*Work required*
Return the items from the line holding "new-badge-refund: NEW xyxy=(172,301,196,312)" through the line holding "sidebar-item-label: Settlements xyxy=(55,271,108,283)", inclusive, copying each line unchanged.

*Entries shown*
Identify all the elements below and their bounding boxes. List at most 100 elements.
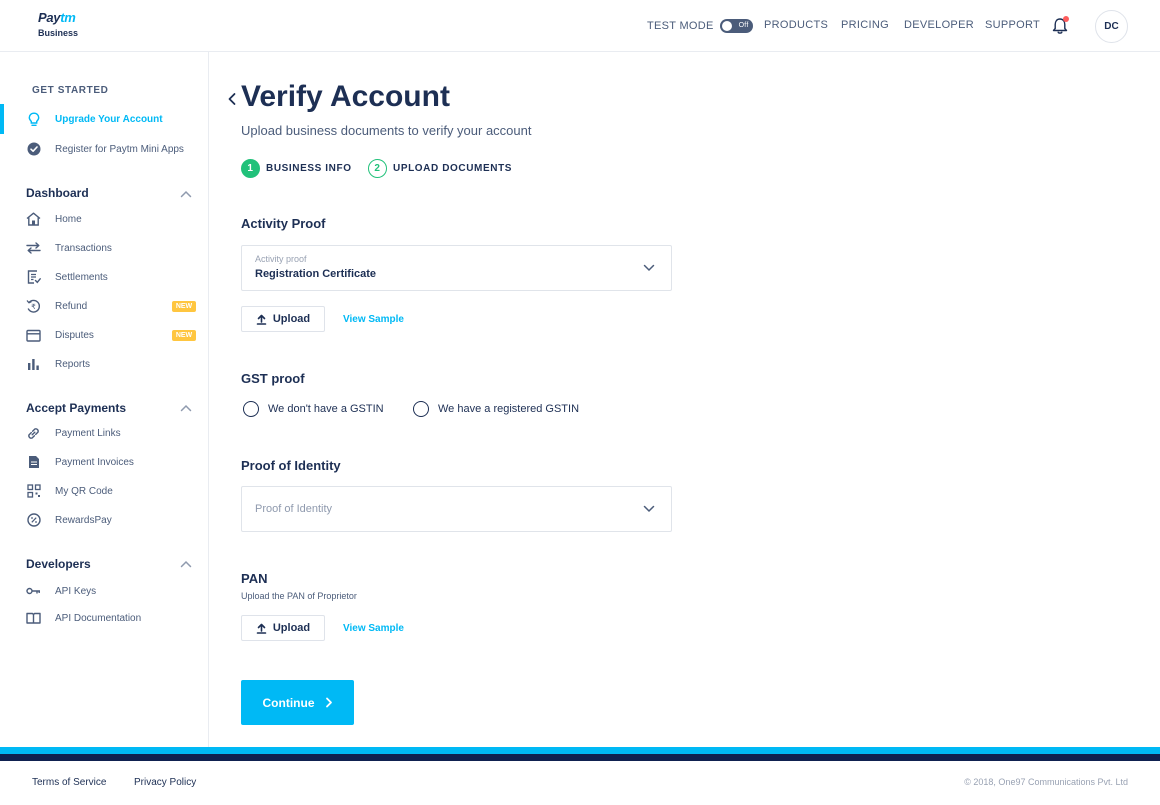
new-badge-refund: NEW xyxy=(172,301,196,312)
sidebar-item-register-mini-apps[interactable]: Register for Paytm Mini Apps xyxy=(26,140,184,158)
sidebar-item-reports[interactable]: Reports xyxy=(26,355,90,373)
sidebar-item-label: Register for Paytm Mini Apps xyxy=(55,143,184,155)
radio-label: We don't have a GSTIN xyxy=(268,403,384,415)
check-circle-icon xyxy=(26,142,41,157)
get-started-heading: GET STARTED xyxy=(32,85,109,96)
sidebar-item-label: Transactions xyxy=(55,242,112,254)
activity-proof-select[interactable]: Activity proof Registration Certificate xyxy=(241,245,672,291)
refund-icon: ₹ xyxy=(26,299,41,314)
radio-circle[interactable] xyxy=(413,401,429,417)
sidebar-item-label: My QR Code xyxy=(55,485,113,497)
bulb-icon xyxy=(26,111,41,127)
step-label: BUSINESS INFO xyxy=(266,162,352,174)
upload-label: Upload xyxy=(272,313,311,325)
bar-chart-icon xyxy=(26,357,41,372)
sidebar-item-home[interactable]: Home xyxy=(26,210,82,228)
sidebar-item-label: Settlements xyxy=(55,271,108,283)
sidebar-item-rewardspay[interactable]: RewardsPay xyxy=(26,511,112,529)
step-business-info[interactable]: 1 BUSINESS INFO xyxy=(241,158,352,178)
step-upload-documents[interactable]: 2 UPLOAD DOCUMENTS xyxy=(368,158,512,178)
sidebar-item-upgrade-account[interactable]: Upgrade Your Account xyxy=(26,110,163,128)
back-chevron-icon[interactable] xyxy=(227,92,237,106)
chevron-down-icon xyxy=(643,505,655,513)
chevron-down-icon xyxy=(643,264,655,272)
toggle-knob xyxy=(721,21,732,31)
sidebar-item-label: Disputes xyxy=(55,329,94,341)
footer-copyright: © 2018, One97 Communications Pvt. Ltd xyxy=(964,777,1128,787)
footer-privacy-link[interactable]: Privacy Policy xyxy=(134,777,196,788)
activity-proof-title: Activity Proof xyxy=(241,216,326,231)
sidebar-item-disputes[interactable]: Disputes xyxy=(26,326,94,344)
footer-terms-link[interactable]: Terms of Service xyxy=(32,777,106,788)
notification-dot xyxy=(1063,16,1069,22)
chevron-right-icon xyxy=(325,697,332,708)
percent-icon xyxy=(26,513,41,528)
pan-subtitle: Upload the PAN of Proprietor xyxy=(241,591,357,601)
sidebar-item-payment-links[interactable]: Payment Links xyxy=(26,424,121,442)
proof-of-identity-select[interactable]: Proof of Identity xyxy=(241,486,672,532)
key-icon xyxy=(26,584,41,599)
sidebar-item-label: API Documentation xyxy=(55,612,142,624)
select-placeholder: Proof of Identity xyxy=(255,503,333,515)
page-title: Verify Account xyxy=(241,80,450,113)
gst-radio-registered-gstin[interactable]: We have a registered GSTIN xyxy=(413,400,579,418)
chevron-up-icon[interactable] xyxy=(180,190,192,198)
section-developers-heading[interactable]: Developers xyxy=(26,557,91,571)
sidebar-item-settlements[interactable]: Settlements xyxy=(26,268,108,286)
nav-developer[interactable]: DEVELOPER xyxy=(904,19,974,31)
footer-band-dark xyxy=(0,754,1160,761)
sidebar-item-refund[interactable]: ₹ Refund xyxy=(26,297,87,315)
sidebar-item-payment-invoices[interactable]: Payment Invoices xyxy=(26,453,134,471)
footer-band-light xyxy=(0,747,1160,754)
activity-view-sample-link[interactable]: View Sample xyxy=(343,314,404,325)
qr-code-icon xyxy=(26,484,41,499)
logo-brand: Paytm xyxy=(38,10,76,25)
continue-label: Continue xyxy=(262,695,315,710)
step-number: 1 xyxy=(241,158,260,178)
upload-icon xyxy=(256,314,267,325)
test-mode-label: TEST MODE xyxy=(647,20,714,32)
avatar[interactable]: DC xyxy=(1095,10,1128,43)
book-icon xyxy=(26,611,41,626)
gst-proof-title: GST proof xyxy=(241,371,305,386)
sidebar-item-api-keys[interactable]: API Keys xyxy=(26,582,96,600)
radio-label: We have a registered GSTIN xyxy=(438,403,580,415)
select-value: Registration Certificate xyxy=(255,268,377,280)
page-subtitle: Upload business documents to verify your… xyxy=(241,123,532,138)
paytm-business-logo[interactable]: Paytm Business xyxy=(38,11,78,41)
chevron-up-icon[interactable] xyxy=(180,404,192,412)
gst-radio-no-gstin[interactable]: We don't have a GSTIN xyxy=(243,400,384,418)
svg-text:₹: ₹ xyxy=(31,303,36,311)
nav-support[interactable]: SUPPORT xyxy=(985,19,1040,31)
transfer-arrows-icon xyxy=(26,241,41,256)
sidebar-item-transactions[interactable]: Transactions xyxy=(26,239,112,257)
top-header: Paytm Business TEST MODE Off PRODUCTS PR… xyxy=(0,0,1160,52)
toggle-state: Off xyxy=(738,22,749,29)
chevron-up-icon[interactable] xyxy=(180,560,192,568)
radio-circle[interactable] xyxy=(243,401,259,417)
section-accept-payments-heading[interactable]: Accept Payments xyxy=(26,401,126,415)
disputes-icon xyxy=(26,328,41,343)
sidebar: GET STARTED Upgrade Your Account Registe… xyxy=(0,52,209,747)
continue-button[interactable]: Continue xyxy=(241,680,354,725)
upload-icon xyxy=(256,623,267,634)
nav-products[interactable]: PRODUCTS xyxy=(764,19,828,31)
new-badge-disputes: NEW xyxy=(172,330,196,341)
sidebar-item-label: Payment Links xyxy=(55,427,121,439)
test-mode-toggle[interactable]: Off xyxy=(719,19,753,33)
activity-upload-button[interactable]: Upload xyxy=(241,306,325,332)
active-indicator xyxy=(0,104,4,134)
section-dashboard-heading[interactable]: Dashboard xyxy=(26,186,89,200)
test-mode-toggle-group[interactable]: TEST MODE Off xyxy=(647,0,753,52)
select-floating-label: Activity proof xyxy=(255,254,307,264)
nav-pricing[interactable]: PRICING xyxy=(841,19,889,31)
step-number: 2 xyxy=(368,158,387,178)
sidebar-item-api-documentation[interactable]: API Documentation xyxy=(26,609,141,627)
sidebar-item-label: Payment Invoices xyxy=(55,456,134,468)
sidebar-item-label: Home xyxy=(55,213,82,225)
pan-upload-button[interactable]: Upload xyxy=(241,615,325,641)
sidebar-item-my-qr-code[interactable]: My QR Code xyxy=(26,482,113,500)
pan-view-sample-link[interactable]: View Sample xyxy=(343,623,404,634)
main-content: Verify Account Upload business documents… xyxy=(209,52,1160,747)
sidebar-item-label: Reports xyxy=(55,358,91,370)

*Complete output*
new-badge-refund: NEW xyxy=(172,301,196,312)
sidebar-item-register-mini-apps[interactable]: Register for Paytm Mini Apps xyxy=(26,140,184,158)
sidebar-item-reports[interactable]: Reports xyxy=(26,355,90,373)
sidebar-item-label: Register for Paytm Mini Apps xyxy=(55,143,184,155)
radio-label: We don't have a GSTIN xyxy=(268,403,384,415)
check-circle-icon xyxy=(26,142,41,157)
get-started-heading: GET STARTED xyxy=(32,85,109,96)
sidebar-item-label: Transactions xyxy=(55,242,112,254)
activity-proof-select[interactable]: Activity proof Registration Certificate xyxy=(241,245,672,291)
refund-icon: ₹ xyxy=(26,299,41,314)
radio-circle[interactable] xyxy=(413,401,429,417)
sidebar-item-label: My QR Code xyxy=(55,485,113,497)
bulb-icon xyxy=(26,111,41,127)
step-label: BUSINESS INFO xyxy=(266,162,352,174)
upload-label: Upload xyxy=(272,313,311,325)
bar-chart-icon xyxy=(26,357,41,372)
sidebar-item-home[interactable]: Home xyxy=(26,210,82,228)
sidebar-item-label: Settlements xyxy=(55,271,108,283)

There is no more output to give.